**GIVEN REQUEST:** Find and return each line containing "uneven".

**DATA SECTION:**
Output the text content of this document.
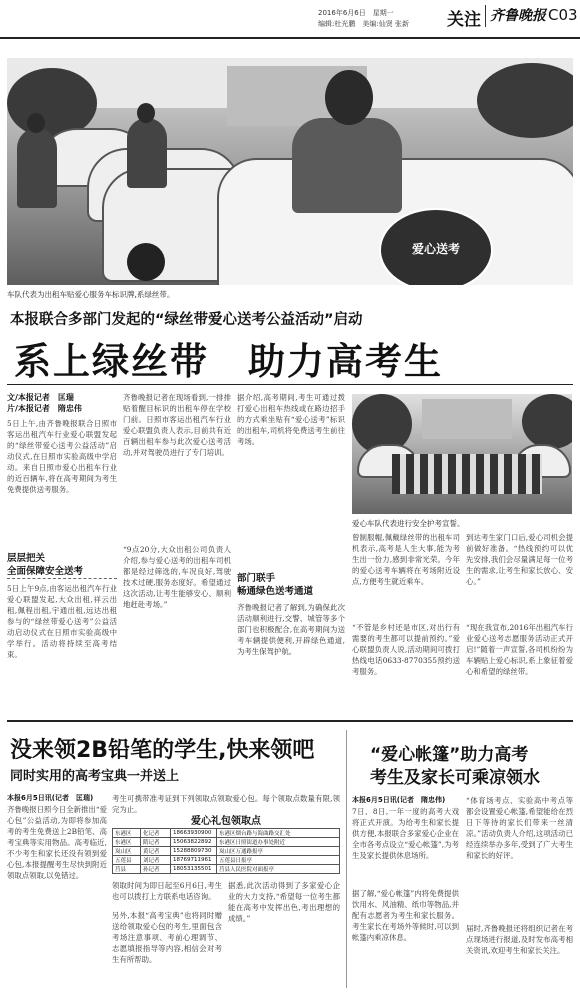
2016年6月6日　星期一
编辑:杜光鹏　美编:仙贤 张新 关注 齐鲁晚报 C03
爱心送考
车队代表为出租车贴爱心服务车标识牌,系绿丝带。
本报联合多部门发起的“绿丝带爱心送考公益活动”启动
系上绿丝带　助力高考生
文/本报记者　匡瑞
片/本报记者　隋忠伟
5日上午,由齐鲁晚报联合日照市客运出租汽车行业爱心联盟发起的“绿丝带爱心送考公益活动”启动仪式,在日照市实验高级中学启动。来自日照市爱心出租车行业的近百辆车,将在高考期间为考生免费提供送考服务。
层层把关
全面保障安全送考
5日上午9点,由客运出租汽车行业爱心联盟发起,大众出租,祥云出租,佩程出租,宇通出租,远达出租参与的“绿丝带爱心送考”公益活动启动仪式在日照市实验高级中学举行。活动将持续至高考结束。
齐鲁晚报记者在现场看到,一排排贴着醒目标识的出租车停在学校门前。日照市客运出租汽车行业爱心联盟负责人表示,目前共有近百辆出租车参与此次爱心送考活动,并对驾驶员进行了专门培训。
“9点20分,大众出租公司负责人介绍,参与爱心送考的出租车司机都是经过筛选的,车况良好,驾驶技术过硬,服务态度好。希望通过这次活动,让考生能够安心、顺利地赶赴考场。”
据介绍,高考期间,考生可通过拨打爱心出租车热线或在路边招手的方式乘坐贴有“爱心送考”标识的出租车,司机将免费送考生前往考场。
部门联手
畅通绿色送考通道
齐鲁晚报记者了解到,为确保此次活动顺利进行,交警、城管等多个部门也积极配合,在高考期间为送考车辆提供便利,开辟绿色通道,为考生保驾护航。
爱心车队代表进行安全护考宣誓。
曾制服帽,佩戴绿丝带的出租车司机表示,高考是人生大事,能为考生出一份力,感到非常光荣。今年的爱心送考车辆将在考场附近设点,方便考生就近乘车。
“不管是乡村还是市区,对出行有需要的考生都可以提前预约。”爱心联盟负责人说,活动期间可拨打热线电话0633-8770355预约送考服务。
到达考生家门口后,爱心司机会提前做好准备。“热线预约可以优先安排,我们会尽量满足每一位考生的需求,让考生和家长放心、安心。”
“现在我宣布,2016年出租汽车行业爱心送考志愿服务活动正式开启!”随着一声宣誓,各司机纷纷为车辆贴上爱心标识,系上象征着爱心和希望的绿丝带。
没来领2B铅笔的学生,快来领吧
同时实用的高考宝典一并送上
本报6月5日讯(记者　匡瑞)
齐鲁晚报日照今日全新推出“爱心包”公益活动,为即将参加高考的考生免费送上2B铅笔、高考宝典等实用物品。高考临近,不少考生和家长还没有领到爱心包,本报提醒考生尽快到附近领取点领取,以免错过。
考生可携带准考证到下列领取点领取爱心包。每个领取点数量有限,领完为止。
爱心礼包领取点
东港区	化记者	18663930900	东港区烟台路与海曲路交汇处
东港区	隋记者	15063822892	东港区日照街道办事处附近
岚山区	黄记者	15288809730	岚山区万通路报亭
五莲县	刘记者	18769711961	五莲县日报亭
莒县	孙记者	18053135501	莒县人民医院对面报亭
领取时间为即日起至6月6日,考生也可以拨打上方联系电话咨询。
另外,本报“高考宝典”也将同时赠送给领取爱心包的考生,里面包含考场注意事项、考前心理调节、志愿填报指导等内容,相信会对考生有所帮助。
据悉,此次活动得到了多家爱心企业的大力支持,“希望每一位考生都能在高考中发挥出色,考出理想的成绩。”
“爱心帐篷”助力高考
考生及家长可乘凉领水
本报6月5日讯(记者　隋忠伟)
7日、8日,一年一度的高考大戏将正式开演。为给考生和家长提供方便,本报联合多家爱心企业在全市各考点设立“爱心帐篷”,为考生及家长提供休息场所。
据了解,“爱心帐篷”内将免费提供饮用水、风油精、纸巾等物品,并配有志愿者为考生和家长服务。考生家长在考场外等候时,可以到帐篷内乘凉休息。
“体育场考点、实验高中考点等都会设置爱心帐篷,希望能给在烈日下等待的家长们带来一丝清凉。”活动负责人介绍,这项活动已经连续举办多年,受到了广大考生和家长的好评。
届时,齐鲁晚报还将组织记者在考点现场进行报道,及时发布高考相关资讯,欢迎考生和家长关注。
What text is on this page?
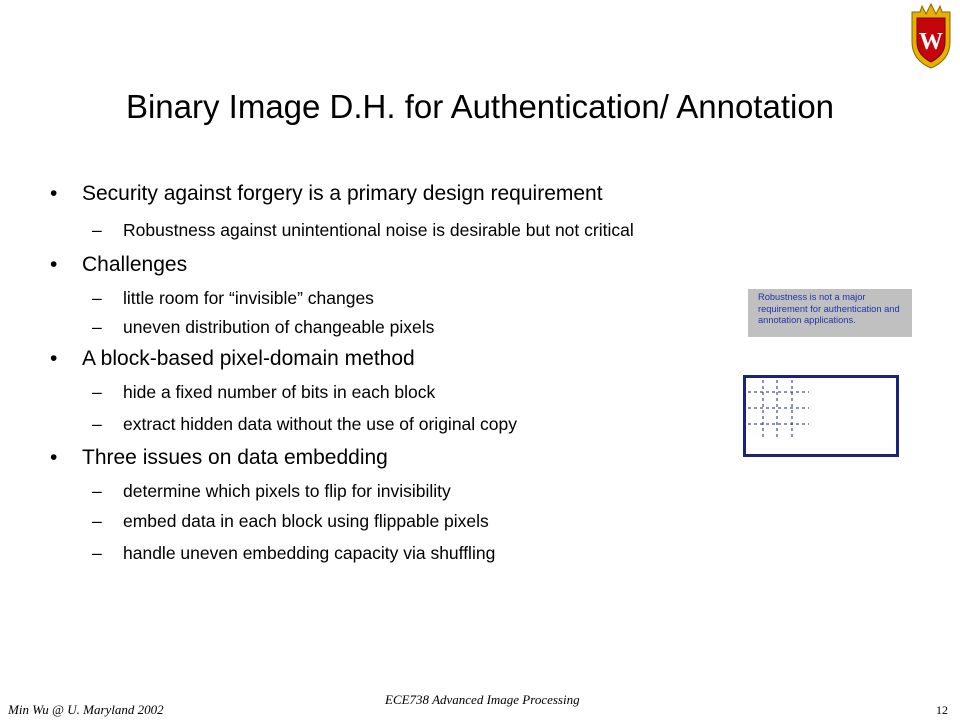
W
Binary Image D.H. for Authentication/ Annotation
• Security against forgery is a primary design requirement
– Robustness against unintentional noise is desirable but not critical
• Challenges
– little room for “invisible” changes
– uneven distribution of changeable pixels
• A block-based pixel-domain method
– hide a fixed number of bits in each block
– extract hidden data without the use of original copy
• Three issues on data embedding
– determine which pixels to flip for invisibility
– embed data in each block using flippable pixels
– handle uneven embedding capacity via shuffling
Robustness is not a major requirement for authentication and annotation applications.
Min Wu @ U. Maryland 2002
ECE738 Advanced Image Processing
12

**SOLUTION:**
– uneven distribution of changeable pixels
– handle uneven embedding capacity via shuffling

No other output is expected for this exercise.